- Task to carry out
Locate each line with the string "text" in the listing below and copy it.

Dataset entries:
------
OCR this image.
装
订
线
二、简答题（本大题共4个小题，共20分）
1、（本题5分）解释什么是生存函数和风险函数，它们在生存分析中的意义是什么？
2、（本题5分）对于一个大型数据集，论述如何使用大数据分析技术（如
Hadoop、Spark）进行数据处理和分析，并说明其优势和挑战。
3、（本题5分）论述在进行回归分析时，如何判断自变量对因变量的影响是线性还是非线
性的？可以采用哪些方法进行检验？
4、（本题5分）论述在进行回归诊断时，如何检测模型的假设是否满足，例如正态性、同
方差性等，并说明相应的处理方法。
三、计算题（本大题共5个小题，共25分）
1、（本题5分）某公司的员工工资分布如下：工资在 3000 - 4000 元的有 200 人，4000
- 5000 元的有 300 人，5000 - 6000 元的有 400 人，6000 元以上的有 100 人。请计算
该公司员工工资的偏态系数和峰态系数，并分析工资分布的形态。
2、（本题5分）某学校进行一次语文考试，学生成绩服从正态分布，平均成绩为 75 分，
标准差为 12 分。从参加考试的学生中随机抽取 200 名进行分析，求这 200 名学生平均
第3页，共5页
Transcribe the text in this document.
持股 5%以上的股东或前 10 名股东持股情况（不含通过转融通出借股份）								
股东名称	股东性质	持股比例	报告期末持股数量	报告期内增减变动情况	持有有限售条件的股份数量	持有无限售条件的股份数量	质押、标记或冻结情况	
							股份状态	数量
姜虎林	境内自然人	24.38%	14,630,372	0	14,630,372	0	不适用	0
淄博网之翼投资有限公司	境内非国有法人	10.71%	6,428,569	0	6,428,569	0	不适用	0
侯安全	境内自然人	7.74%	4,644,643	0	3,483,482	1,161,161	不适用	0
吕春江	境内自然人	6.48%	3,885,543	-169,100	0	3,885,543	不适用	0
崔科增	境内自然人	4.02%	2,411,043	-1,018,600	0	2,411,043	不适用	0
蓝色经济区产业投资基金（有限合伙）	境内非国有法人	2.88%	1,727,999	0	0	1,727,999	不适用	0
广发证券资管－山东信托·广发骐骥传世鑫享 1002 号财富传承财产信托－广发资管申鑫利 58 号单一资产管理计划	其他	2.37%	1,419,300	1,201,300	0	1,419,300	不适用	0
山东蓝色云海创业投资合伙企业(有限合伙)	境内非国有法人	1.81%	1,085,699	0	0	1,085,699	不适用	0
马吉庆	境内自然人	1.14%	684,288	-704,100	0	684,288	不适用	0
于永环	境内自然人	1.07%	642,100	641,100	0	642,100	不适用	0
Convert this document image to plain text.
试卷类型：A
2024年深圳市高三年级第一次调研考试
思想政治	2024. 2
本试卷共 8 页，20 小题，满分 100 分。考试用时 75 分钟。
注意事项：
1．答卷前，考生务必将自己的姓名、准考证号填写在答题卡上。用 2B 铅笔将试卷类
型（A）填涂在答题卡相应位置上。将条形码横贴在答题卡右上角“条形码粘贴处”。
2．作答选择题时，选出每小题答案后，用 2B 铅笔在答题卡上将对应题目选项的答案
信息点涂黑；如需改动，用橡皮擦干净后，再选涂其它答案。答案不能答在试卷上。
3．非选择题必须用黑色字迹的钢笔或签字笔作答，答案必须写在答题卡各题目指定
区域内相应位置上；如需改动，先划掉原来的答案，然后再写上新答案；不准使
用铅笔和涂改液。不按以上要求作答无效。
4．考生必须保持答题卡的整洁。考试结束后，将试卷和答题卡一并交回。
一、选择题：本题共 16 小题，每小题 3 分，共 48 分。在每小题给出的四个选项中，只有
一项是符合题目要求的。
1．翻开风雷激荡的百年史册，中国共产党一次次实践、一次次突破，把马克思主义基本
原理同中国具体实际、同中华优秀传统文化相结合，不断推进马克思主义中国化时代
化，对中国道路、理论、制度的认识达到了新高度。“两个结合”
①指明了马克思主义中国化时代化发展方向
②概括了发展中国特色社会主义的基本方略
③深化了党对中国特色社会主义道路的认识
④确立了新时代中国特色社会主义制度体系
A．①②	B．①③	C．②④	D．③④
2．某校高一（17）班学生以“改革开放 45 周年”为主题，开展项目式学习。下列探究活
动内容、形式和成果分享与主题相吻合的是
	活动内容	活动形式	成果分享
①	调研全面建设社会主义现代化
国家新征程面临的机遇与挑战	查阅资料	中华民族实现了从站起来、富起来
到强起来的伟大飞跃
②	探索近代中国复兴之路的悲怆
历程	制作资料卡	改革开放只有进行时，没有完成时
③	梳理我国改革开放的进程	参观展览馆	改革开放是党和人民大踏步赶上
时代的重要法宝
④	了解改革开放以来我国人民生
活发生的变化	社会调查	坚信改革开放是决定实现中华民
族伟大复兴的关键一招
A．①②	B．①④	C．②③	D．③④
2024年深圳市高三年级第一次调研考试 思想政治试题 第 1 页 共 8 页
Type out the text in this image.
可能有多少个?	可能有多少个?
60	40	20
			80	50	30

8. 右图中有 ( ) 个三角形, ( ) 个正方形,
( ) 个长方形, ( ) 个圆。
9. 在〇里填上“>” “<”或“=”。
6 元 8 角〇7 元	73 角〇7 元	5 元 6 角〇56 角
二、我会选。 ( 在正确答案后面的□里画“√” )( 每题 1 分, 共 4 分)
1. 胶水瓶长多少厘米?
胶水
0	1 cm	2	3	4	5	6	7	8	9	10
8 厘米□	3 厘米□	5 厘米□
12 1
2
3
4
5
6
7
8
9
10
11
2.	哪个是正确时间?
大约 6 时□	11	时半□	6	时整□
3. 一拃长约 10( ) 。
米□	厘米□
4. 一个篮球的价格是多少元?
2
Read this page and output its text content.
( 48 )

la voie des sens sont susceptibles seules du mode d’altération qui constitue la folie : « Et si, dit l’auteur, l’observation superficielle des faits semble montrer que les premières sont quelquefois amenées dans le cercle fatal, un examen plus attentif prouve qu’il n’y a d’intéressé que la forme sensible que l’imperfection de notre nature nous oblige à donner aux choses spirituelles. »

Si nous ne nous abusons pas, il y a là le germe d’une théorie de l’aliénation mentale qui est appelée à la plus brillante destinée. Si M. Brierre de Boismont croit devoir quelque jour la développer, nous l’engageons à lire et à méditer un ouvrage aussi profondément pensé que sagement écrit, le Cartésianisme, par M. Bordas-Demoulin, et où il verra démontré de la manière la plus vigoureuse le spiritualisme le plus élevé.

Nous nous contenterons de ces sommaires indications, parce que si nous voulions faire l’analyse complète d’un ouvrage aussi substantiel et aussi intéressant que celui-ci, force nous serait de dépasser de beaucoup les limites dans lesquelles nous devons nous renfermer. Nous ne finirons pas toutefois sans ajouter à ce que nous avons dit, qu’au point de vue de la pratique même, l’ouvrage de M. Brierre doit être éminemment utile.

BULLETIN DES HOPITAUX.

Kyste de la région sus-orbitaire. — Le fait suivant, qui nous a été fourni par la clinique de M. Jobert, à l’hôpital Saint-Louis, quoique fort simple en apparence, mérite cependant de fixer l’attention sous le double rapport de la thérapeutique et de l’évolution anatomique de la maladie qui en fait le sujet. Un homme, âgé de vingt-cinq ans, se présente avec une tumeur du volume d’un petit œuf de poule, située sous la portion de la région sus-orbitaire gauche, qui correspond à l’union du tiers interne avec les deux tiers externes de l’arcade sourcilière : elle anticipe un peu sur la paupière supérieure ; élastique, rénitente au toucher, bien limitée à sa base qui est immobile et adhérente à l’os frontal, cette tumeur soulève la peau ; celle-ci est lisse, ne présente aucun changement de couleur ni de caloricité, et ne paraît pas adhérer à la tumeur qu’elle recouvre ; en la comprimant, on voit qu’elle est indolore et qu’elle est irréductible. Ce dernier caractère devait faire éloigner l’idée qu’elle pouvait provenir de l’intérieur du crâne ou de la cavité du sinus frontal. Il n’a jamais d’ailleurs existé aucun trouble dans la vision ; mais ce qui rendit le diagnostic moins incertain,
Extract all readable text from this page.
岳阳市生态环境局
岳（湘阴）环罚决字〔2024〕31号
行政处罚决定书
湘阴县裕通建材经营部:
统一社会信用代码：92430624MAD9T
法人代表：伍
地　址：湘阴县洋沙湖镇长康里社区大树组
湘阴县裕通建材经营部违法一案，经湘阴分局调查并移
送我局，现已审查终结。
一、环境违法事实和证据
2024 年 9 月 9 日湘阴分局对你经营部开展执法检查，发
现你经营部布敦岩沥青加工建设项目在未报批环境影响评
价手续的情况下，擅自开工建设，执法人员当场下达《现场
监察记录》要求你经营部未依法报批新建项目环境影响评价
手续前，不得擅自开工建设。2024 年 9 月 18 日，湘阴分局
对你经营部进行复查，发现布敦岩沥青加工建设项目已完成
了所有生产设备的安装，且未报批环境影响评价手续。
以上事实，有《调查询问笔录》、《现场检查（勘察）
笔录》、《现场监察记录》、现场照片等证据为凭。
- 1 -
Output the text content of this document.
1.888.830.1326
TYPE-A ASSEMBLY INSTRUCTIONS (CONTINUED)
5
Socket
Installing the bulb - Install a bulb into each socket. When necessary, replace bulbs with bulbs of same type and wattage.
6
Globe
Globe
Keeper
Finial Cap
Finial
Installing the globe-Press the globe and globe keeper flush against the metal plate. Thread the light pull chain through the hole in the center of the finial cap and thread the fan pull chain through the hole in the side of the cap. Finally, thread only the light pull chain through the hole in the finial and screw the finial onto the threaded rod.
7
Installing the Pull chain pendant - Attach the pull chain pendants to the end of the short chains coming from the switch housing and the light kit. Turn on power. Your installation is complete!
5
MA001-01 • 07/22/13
------
- The solution
Transcribe the text in this document.
Convert this document image to plain text.
Type out the text in this image.
Read this page and output its text content.
Extract all readable text from this page.
Output the text content of this document.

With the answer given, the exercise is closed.